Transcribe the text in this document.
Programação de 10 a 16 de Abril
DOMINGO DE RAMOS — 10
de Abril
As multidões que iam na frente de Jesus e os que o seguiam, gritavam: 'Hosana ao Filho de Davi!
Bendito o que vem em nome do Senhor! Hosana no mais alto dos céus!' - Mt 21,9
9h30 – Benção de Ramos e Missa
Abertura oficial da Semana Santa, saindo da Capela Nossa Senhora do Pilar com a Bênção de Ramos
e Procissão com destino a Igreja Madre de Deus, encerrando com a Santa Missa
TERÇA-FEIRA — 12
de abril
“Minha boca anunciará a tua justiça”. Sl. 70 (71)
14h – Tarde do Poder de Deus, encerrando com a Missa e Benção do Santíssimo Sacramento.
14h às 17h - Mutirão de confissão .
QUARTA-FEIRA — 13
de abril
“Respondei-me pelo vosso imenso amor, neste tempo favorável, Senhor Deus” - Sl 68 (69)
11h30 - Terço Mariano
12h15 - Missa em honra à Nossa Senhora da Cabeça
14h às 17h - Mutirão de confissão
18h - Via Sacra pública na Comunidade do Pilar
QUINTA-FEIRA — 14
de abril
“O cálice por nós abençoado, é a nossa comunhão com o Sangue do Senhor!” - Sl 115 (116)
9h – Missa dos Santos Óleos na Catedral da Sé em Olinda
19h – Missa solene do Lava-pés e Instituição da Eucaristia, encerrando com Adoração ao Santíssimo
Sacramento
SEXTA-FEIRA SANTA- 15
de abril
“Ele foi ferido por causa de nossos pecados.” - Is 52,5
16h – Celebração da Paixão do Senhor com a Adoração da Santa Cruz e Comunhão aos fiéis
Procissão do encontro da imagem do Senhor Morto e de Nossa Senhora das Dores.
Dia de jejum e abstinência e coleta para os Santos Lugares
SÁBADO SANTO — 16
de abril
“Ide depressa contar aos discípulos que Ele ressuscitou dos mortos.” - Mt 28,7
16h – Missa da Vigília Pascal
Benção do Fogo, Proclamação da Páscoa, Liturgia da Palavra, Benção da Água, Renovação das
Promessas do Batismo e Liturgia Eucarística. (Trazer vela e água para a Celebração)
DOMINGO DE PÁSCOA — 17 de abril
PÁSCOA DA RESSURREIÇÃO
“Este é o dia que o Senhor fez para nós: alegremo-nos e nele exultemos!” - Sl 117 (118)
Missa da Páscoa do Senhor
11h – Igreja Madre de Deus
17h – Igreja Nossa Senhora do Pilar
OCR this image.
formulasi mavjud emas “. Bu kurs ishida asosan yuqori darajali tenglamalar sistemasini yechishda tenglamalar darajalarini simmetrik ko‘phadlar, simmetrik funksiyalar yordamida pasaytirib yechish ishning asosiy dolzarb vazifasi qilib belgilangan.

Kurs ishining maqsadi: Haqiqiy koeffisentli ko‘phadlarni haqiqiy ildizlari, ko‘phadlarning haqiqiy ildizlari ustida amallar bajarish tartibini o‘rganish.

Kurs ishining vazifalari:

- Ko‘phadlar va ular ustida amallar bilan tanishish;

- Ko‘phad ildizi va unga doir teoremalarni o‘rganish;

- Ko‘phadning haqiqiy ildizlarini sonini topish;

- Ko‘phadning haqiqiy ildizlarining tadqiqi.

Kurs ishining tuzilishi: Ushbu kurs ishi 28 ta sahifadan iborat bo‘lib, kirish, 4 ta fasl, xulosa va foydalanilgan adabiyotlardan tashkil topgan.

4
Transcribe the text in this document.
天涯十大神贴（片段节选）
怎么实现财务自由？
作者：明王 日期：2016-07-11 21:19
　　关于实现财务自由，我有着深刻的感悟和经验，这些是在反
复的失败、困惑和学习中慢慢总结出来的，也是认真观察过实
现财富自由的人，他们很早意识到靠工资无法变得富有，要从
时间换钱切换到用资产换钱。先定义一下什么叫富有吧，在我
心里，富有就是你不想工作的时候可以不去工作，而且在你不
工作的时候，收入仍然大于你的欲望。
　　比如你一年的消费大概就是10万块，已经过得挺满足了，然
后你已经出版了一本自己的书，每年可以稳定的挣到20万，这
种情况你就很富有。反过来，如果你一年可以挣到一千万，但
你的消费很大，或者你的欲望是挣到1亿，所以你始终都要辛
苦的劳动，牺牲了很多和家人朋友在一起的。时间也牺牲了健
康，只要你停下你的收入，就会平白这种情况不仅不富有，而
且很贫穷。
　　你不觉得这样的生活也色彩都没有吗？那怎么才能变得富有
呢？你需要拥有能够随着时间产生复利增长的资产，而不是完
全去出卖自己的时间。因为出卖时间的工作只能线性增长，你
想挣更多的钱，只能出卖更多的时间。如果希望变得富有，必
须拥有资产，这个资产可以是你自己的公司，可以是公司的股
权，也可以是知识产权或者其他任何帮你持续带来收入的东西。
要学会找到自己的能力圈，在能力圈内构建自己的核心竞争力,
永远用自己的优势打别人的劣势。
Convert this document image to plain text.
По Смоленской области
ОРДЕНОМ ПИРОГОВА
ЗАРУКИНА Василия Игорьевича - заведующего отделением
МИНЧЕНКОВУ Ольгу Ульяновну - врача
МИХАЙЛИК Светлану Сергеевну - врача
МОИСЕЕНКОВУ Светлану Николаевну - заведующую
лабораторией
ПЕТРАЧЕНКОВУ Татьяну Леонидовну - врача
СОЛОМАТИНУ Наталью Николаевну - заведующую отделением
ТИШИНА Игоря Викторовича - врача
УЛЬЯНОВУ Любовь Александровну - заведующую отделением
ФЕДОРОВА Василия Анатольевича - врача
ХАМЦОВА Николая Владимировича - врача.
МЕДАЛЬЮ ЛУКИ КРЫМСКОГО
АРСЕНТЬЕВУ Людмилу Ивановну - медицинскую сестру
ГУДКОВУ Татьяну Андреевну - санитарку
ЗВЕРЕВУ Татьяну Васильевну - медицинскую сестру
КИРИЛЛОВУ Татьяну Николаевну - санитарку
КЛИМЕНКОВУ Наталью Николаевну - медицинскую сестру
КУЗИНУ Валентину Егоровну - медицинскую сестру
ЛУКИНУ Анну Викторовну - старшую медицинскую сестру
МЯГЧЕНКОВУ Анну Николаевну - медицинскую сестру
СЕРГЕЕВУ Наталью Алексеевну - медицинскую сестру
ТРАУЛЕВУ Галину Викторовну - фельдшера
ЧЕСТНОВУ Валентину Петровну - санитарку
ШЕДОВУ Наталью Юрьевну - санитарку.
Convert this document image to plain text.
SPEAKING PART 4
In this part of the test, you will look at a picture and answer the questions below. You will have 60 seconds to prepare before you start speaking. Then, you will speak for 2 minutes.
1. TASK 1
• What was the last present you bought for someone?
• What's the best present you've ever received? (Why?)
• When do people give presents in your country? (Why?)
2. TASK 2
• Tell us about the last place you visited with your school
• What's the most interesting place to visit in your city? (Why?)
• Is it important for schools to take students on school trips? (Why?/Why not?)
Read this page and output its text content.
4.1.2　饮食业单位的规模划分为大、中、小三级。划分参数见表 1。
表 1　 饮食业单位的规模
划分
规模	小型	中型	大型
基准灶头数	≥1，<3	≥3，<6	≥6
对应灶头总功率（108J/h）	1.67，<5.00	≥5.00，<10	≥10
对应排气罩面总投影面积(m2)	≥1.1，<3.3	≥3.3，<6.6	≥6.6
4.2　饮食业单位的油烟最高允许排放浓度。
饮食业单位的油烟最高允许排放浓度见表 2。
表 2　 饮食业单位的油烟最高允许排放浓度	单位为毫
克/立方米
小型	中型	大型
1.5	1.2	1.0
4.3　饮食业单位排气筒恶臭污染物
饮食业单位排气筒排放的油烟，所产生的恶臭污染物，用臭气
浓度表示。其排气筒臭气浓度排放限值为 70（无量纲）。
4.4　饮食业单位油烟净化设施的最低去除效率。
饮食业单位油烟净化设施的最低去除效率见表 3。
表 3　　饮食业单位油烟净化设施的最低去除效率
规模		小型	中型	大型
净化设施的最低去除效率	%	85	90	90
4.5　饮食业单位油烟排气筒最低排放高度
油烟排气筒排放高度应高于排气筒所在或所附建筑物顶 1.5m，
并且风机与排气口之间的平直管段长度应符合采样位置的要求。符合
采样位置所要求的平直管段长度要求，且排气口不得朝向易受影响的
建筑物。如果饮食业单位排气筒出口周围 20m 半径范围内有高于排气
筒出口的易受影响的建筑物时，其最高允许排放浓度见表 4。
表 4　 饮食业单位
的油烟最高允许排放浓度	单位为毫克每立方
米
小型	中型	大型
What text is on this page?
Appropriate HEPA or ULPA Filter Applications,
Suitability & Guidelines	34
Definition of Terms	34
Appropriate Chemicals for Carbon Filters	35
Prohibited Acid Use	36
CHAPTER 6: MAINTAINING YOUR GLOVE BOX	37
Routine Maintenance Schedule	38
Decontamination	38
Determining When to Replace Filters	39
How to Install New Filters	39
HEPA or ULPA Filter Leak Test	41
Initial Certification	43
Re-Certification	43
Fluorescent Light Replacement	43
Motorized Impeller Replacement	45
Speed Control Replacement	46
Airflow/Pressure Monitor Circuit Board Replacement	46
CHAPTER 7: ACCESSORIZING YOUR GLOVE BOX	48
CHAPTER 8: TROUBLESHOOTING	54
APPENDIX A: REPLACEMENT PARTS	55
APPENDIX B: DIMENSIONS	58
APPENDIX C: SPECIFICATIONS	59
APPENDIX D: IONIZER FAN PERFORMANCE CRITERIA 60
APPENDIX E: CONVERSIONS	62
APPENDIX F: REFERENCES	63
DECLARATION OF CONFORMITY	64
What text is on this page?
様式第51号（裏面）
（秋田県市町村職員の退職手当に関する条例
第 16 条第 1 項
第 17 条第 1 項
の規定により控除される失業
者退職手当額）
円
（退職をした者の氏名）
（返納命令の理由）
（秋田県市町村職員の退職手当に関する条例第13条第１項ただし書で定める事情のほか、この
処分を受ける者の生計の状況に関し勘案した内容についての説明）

### Exercise
Reply with only the number of lines in the entries that contain the word "What".

### Correct result
5